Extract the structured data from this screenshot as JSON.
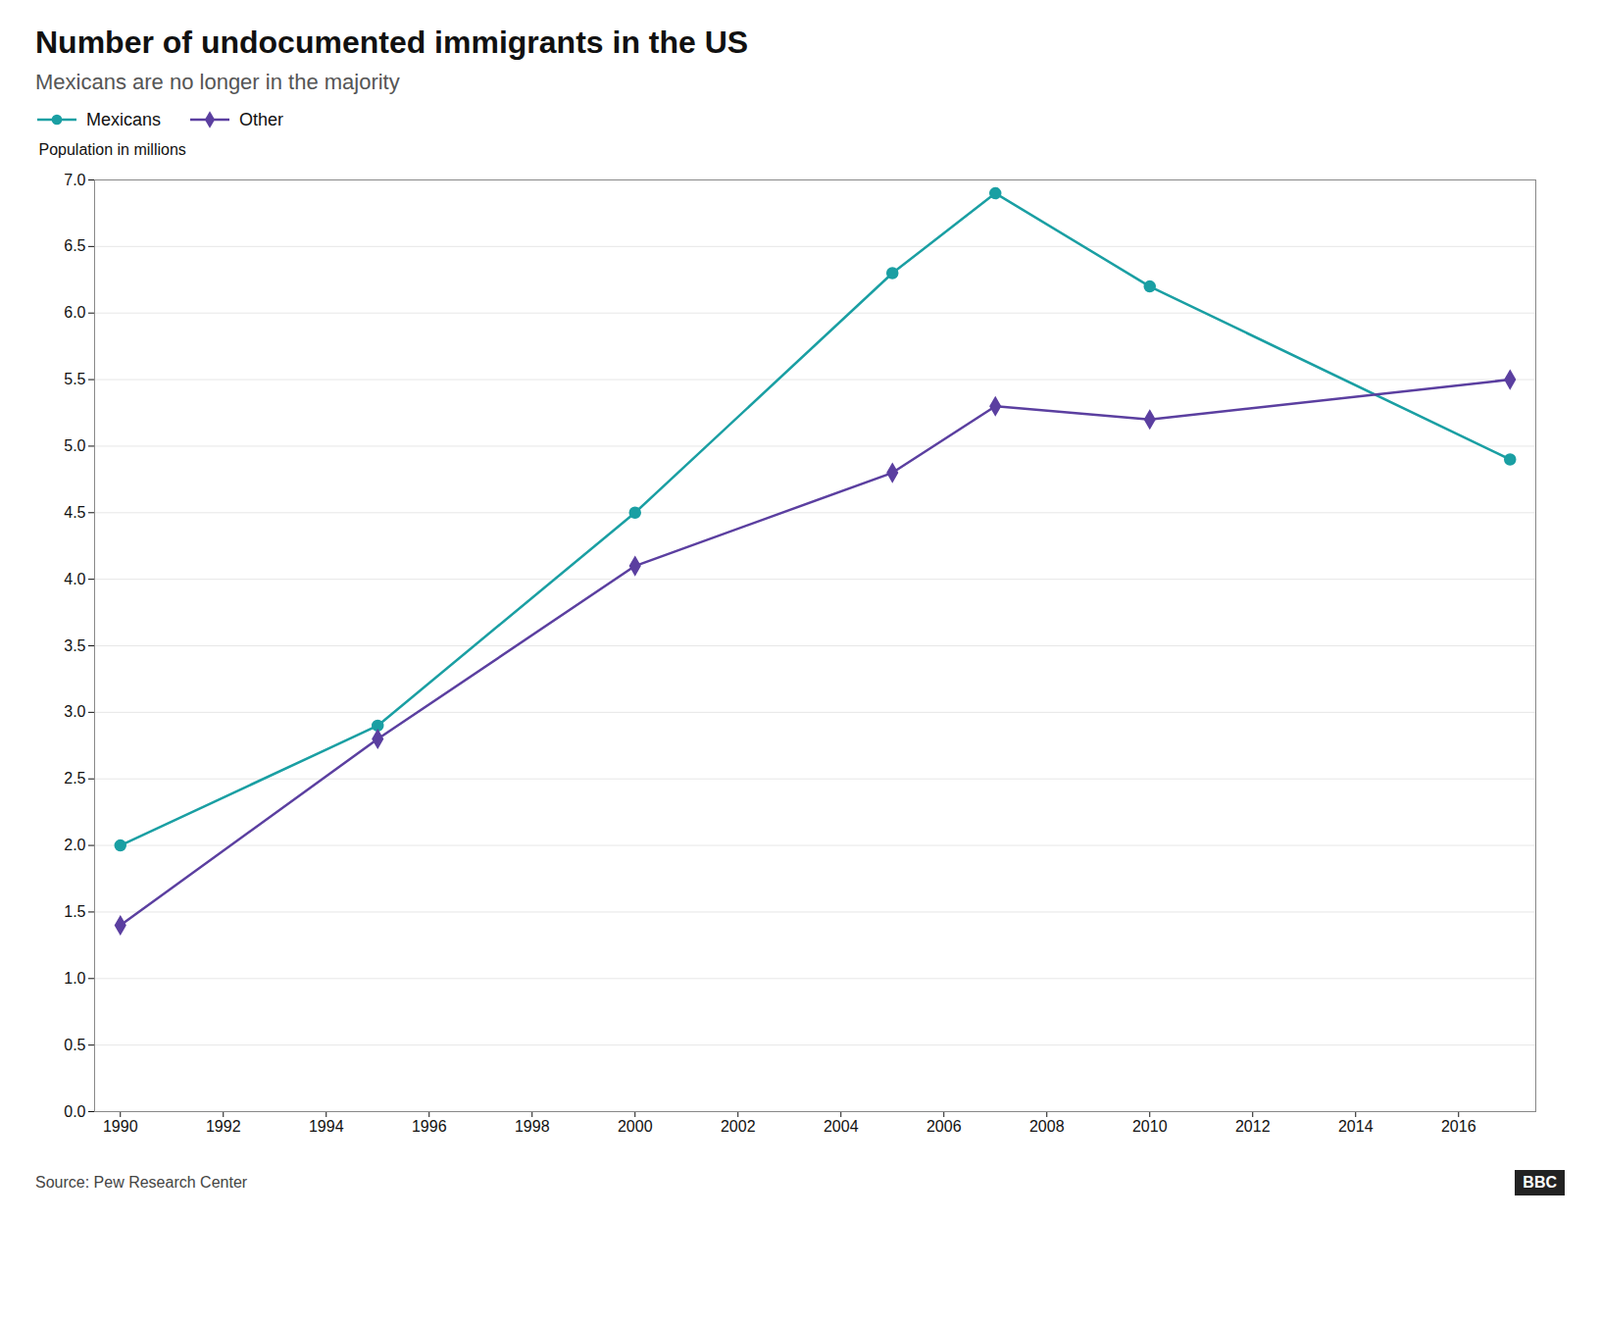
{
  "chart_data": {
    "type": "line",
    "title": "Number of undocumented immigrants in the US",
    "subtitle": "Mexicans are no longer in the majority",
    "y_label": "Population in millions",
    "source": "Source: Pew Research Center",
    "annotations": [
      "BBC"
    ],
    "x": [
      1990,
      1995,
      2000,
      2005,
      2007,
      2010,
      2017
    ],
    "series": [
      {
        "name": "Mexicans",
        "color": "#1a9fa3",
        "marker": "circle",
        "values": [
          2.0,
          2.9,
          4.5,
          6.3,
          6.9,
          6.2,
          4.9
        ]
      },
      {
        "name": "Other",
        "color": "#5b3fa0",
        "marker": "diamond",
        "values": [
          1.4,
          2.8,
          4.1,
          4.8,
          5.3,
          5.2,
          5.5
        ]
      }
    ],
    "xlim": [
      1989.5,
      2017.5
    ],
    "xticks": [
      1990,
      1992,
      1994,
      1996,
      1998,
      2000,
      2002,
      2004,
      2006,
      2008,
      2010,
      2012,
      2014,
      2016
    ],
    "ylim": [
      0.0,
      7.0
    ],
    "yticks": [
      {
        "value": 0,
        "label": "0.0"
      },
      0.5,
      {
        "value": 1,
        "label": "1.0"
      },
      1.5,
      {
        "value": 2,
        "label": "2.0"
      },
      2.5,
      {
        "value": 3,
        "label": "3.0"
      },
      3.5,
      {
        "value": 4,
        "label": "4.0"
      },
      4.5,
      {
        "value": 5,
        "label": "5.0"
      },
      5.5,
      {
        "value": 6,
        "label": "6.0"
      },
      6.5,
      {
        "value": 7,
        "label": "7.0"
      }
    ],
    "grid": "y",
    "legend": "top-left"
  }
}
---
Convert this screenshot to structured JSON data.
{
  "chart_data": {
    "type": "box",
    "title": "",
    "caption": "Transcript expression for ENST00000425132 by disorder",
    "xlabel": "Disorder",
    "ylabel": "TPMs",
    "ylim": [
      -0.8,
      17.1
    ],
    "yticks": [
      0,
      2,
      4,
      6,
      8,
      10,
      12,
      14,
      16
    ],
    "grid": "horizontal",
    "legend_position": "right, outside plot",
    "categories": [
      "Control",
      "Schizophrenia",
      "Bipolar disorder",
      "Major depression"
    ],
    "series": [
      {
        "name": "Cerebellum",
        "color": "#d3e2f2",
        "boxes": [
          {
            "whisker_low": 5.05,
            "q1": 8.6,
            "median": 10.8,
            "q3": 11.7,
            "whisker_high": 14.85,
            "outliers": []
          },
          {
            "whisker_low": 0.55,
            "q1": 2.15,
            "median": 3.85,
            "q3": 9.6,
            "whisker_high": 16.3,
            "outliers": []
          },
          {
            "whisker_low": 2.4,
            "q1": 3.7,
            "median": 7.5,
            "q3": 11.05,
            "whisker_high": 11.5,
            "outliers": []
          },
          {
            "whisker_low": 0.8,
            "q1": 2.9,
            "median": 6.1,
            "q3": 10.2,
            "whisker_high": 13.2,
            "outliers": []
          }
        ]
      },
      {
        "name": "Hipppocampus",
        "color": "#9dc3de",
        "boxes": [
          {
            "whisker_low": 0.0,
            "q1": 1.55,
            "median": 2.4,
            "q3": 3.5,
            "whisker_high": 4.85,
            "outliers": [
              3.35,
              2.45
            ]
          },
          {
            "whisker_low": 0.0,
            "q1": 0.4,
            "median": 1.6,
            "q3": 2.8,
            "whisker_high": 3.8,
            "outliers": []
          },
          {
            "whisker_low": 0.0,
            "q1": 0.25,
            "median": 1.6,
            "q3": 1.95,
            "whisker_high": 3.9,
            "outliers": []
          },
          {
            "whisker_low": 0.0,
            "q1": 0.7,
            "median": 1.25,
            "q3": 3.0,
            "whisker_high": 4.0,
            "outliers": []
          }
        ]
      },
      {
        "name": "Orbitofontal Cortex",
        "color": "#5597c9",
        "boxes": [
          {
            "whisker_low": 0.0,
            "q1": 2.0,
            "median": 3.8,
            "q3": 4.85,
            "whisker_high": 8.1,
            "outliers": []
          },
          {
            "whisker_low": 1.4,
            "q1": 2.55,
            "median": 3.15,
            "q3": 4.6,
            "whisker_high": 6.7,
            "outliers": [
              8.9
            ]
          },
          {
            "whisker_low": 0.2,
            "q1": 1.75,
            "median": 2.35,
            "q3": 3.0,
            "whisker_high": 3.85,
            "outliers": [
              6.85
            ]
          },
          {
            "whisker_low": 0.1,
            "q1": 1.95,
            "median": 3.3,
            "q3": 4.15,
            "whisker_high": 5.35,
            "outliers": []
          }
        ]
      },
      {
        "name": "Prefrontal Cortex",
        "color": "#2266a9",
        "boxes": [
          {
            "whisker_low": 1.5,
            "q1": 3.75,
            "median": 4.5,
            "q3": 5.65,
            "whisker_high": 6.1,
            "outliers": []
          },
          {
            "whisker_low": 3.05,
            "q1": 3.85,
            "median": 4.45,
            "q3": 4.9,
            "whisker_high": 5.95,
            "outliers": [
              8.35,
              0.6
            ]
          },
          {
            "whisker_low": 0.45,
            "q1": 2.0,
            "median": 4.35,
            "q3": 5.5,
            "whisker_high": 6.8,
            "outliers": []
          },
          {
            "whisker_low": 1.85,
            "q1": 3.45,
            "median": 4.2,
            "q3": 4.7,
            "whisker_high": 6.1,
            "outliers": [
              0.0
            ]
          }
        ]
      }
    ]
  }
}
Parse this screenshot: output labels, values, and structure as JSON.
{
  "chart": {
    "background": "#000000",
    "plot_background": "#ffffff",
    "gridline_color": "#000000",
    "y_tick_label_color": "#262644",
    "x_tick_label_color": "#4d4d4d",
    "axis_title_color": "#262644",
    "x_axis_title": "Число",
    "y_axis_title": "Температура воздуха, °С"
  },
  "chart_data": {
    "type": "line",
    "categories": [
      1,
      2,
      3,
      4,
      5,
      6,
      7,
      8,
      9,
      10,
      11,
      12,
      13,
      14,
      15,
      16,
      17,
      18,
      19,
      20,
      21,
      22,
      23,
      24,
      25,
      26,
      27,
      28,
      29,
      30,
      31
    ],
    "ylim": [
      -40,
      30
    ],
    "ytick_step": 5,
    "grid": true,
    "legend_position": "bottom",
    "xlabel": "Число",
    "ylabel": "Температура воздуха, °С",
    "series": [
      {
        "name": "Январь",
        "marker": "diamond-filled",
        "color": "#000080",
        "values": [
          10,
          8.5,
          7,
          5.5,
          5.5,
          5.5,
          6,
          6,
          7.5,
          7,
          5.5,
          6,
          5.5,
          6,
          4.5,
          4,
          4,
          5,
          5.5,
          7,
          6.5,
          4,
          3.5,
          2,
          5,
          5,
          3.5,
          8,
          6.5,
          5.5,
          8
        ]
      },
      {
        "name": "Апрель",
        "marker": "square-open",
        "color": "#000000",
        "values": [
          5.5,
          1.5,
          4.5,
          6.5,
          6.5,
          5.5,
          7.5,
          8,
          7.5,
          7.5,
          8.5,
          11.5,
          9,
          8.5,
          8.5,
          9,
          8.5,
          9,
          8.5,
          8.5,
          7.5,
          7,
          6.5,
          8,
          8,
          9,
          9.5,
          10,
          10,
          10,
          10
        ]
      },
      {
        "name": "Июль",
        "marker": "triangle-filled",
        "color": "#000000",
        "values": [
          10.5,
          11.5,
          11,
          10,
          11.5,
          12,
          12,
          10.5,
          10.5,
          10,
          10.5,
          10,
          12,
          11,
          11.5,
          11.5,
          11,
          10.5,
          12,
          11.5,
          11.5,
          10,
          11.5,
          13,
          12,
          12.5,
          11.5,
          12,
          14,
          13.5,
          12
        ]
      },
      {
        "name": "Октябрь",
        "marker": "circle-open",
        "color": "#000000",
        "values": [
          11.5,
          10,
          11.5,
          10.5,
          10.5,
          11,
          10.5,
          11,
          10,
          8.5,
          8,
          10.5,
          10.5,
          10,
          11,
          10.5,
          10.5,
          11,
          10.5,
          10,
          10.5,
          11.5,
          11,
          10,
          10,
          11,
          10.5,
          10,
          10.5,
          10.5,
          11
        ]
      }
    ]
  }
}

* _YOUR TASK_:
Identify all lines where the word "diamond" shows up. Copy them.

* _ANSWER BELOW_:
        "marker": "diamond",
        "marker": "diamond-filled",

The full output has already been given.